▸ **EXERCISE PROMPT**: Below are some records; give them all again exactly, but not the pictures.

start PROVIDED DATA

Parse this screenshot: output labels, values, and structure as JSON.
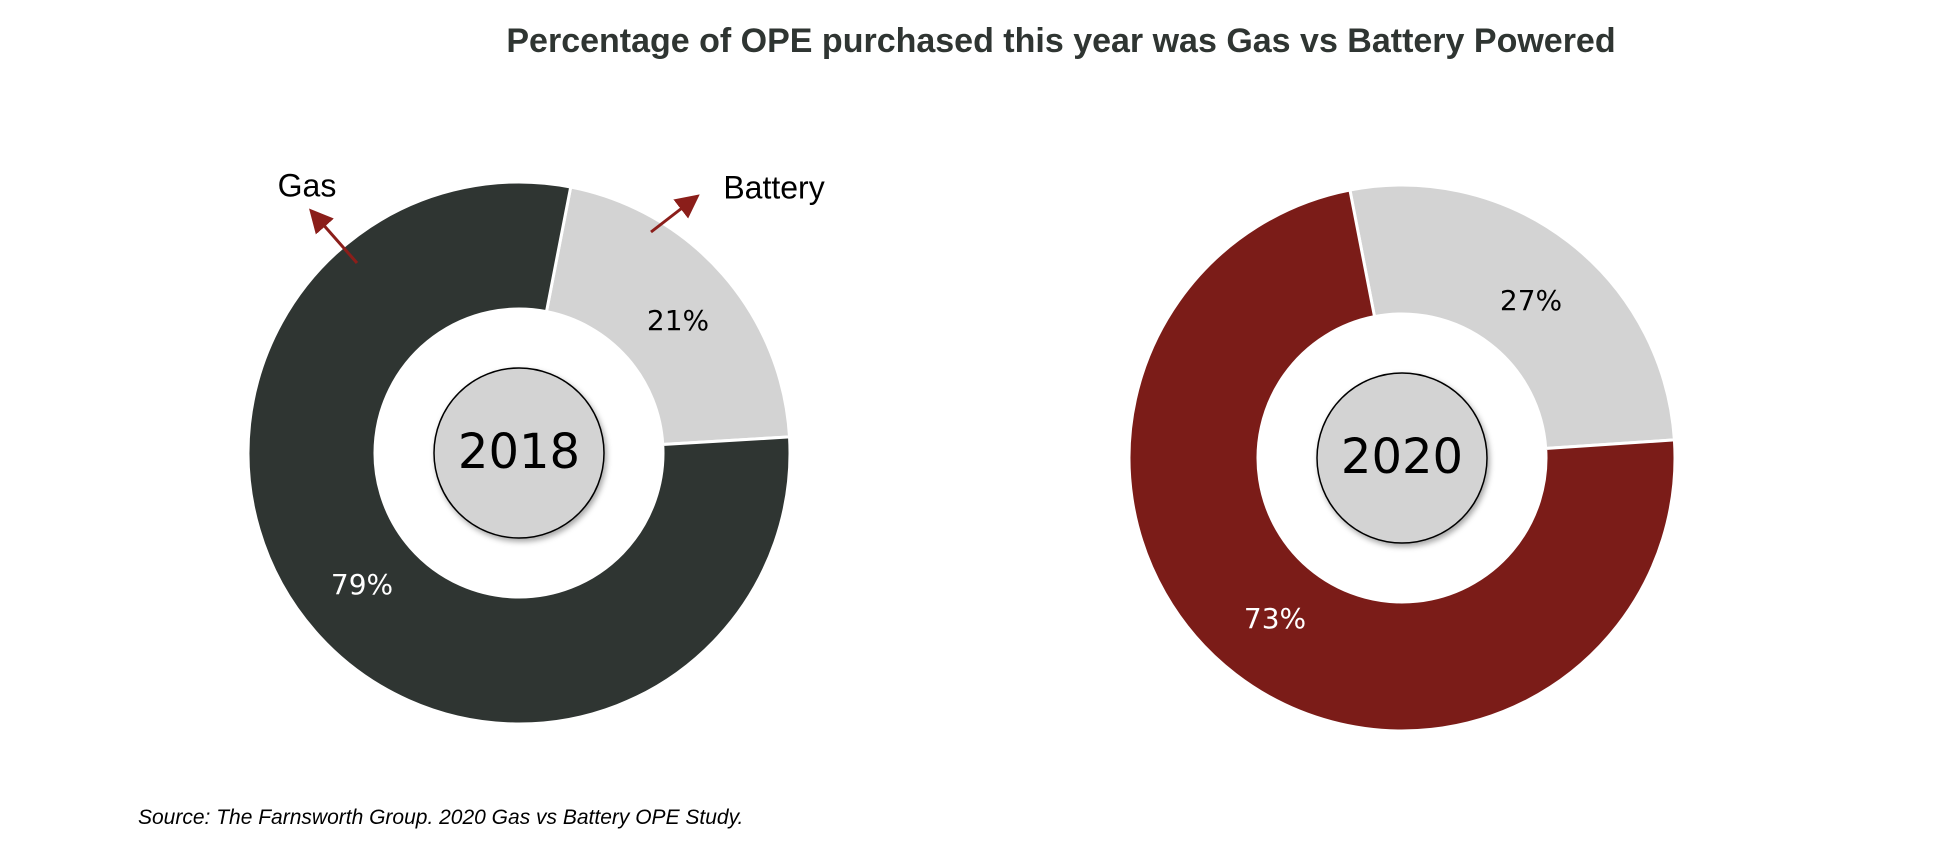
{
  "chart_data": [
    {
      "type": "pie",
      "center_label": "2018",
      "slices": [
        {
          "name": "Battery",
          "value": 21,
          "label": "21%",
          "color": "#d3d3d3",
          "label_color": "#000000"
        },
        {
          "name": "Gas",
          "value": 79,
          "label": "79%",
          "color": "#2f3532",
          "label_color": "#ffffff"
        }
      ],
      "annotations": [
        {
          "text": "Gas",
          "arrow_color": "#8b1e1a"
        },
        {
          "text": "Battery",
          "arrow_color": "#8b1e1a"
        }
      ]
    },
    {
      "type": "pie",
      "center_label": "2020",
      "slices": [
        {
          "name": "Battery",
          "value": 27,
          "label": "27%",
          "color": "#d3d3d3",
          "label_color": "#000000"
        },
        {
          "name": "Gas",
          "value": 73,
          "label": "73%",
          "color": "#7b1c18",
          "label_color": "#ffffff"
        }
      ]
    }
  ],
  "title": "Percentage of OPE purchased this year was Gas vs Battery Powered",
  "source": "Source: The Farnsworth Group.  2020 Gas vs Battery OPE Study."
}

end PROVIDED DATA

▸ **CORRECT RESPONSE**:
Parse this screenshot: output labels, values, and structure as JSON.
{
  "chart_data": [
    {
      "type": "pie",
      "center_label": "2018",
      "slices": [
        {
          "name": "Battery",
          "value": 21,
          "label": "21%",
          "color": "#d3d3d3",
          "label_color": "#000000"
        },
        {
          "name": "Gas",
          "value": 79,
          "label": "79%",
          "color": "#2f3532",
          "label_color": "#ffffff"
        }
      ],
      "annotations": [
        {
          "text": "Gas",
          "arrow_color": "#8b1e1a"
        },
        {
          "text": "Battery",
          "arrow_color": "#8b1e1a"
        }
      ]
    },
    {
      "type": "pie",
      "center_label": "2020",
      "slices": [
        {
          "name": "Battery",
          "value": 27,
          "label": "27%",
          "color": "#d3d3d3",
          "label_color": "#000000"
        },
        {
          "name": "Gas",
          "value": 73,
          "label": "73%",
          "color": "#7b1c18",
          "label_color": "#ffffff"
        }
      ]
    }
  ],
  "title": "Percentage of OPE purchased this year was Gas vs Battery Powered",
  "source": "Source: The Farnsworth Group.  2020 Gas vs Battery OPE Study."
}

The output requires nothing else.